Exercise details: Every record below should be printed exactly as given.

===============

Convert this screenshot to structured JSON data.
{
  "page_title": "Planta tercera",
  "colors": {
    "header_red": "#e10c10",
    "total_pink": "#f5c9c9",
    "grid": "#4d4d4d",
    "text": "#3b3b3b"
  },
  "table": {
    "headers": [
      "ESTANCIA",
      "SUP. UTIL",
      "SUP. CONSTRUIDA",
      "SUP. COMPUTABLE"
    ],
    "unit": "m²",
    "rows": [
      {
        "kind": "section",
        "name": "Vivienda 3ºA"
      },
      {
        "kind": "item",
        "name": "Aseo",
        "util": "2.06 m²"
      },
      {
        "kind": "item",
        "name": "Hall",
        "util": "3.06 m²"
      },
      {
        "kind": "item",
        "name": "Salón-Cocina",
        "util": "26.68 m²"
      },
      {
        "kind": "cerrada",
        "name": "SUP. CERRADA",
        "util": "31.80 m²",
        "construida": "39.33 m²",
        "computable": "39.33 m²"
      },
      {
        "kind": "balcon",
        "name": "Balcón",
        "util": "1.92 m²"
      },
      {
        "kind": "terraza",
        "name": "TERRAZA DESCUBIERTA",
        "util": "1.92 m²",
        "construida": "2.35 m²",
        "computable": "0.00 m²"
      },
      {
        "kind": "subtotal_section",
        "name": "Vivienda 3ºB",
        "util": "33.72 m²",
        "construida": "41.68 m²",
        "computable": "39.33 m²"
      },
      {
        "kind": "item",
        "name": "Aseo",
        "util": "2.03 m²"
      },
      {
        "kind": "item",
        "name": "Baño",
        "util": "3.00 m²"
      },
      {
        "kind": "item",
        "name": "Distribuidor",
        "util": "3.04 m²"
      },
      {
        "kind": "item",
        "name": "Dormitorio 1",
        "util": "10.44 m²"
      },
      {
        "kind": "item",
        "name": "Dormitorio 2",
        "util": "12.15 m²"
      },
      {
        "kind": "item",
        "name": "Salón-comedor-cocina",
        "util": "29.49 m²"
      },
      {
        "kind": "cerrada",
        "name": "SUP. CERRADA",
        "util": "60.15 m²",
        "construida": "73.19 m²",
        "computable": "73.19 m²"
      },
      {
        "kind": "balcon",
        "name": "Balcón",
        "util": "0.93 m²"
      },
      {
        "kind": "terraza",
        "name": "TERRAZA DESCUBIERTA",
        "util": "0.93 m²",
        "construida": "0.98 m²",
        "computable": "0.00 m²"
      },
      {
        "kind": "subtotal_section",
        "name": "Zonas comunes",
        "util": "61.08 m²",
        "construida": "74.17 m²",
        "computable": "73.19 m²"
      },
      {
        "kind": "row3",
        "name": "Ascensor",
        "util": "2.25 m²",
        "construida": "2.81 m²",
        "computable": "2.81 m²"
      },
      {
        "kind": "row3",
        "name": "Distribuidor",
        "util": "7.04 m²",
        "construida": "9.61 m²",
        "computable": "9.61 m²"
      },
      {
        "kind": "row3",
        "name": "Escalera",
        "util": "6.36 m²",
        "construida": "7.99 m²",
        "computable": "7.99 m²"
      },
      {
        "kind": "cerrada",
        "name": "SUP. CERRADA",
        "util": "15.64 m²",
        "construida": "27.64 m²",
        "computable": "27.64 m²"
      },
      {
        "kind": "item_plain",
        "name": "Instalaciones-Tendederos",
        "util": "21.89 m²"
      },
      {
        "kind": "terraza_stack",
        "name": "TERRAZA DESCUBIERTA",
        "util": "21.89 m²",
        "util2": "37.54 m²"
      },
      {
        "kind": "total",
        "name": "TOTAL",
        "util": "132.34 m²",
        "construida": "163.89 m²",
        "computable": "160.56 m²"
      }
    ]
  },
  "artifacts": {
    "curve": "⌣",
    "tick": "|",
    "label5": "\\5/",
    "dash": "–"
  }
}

===============

Task response:
Convert this screenshot to structured JSON data.
{
  "page_title": "Planta tercera",
  "colors": {
    "header_red": "#e10c10",
    "total_pink": "#f5c9c9",
    "grid": "#4d4d4d",
    "text": "#3b3b3b"
  },
  "table": {
    "headers": [
      "ESTANCIA",
      "SUP. UTIL",
      "SUP. CONSTRUIDA",
      "SUP. COMPUTABLE"
    ],
    "unit": "m²",
    "rows": [
      {
        "kind": "section",
        "name": "Vivienda 3ºA"
      },
      {
        "kind": "item",
        "name": "Aseo",
        "util": "2.06 m²"
      },
      {
        "kind": "item",
        "name": "Hall",
        "util": "3.06 m²"
      },
      {
        "kind": "item",
        "name": "Salón-Cocina",
        "util": "26.68 m²"
      },
      {
        "kind": "cerrada",
        "name": "SUP. CERRADA",
        "util": "31.80 m²",
        "construida": "39.33 m²",
        "computable": "39.33 m²"
      },
      {
        "kind": "balcon",
        "name": "Balcón",
        "util": "1.92 m²"
      },
      {
        "kind": "terraza",
        "name": "TERRAZA DESCUBIERTA",
        "util": "1.92 m²",
        "construida": "2.35 m²",
        "computable": "0.00 m²"
      },
      {
        "kind": "subtotal_section",
        "name": "Vivienda 3ºB",
        "util": "33.72 m²",
        "construida": "41.68 m²",
        "computable": "39.33 m²"
      },
      {
        "kind": "item",
        "name": "Aseo",
        "util": "2.03 m²"
      },
      {
        "kind": "item",
        "name": "Baño",
        "util": "3.00 m²"
      },
      {
        "kind": "item",
        "name": "Distribuidor",
        "util": "3.04 m²"
      },
      {
        "kind": "item",
        "name": "Dormitorio 1",
        "util": "10.44 m²"
      },
      {
        "kind": "item",
        "name": "Dormitorio 2",
        "util": "12.15 m²"
      },
      {
        "kind": "item",
        "name": "Salón-comedor-cocina",
        "util": "29.49 m²"
      },
      {
        "kind": "cerrada",
        "name": "SUP. CERRADA",
        "util": "60.15 m²",
        "construida": "73.19 m²",
        "computable": "73.19 m²"
      },
      {
        "kind": "balcon",
        "name": "Balcón",
        "util": "0.93 m²"
      },
      {
        "kind": "terraza",
        "name": "TERRAZA DESCUBIERTA",
        "util": "0.93 m²",
        "construida": "0.98 m²",
        "computable": "0.00 m²"
      },
      {
        "kind": "subtotal_section",
        "name": "Zonas comunes",
        "util": "61.08 m²",
        "construida": "74.17 m²",
        "computable": "73.19 m²"
      },
      {
        "kind": "row3",
        "name": "Ascensor",
        "util": "2.25 m²",
        "construida": "2.81 m²",
        "computable": "2.81 m²"
      },
      {
        "kind": "row3",
        "name": "Distribuidor",
        "util": "7.04 m²",
        "construida": "9.61 m²",
        "computable": "9.61 m²"
      },
      {
        "kind": "row3",
        "name": "Escalera",
        "util": "6.36 m²",
        "construida": "7.99 m²",
        "computable": "7.99 m²"
      },
      {
        "kind": "cerrada",
        "name": "SUP. CERRADA",
        "util": "15.64 m²",
        "construida": "27.64 m²",
        "computable": "27.64 m²"
      },
      {
        "kind": "item_plain",
        "name": "Instalaciones-Tendederos",
        "util": "21.89 m²"
      },
      {
        "kind": "terraza_stack",
        "name": "TERRAZA DESCUBIERTA",
        "util": "21.89 m²",
        "util2": "37.54 m²"
      },
      {
        "kind": "total",
        "name": "TOTAL",
        "util": "132.34 m²",
        "construida": "163.89 m²",
        "computable": "160.56 m²"
      }
    ]
  },
  "artifacts": {
    "curve": "⌣",
    "tick": "|",
    "label5": "\\5/",
    "dash": "–"
  }
}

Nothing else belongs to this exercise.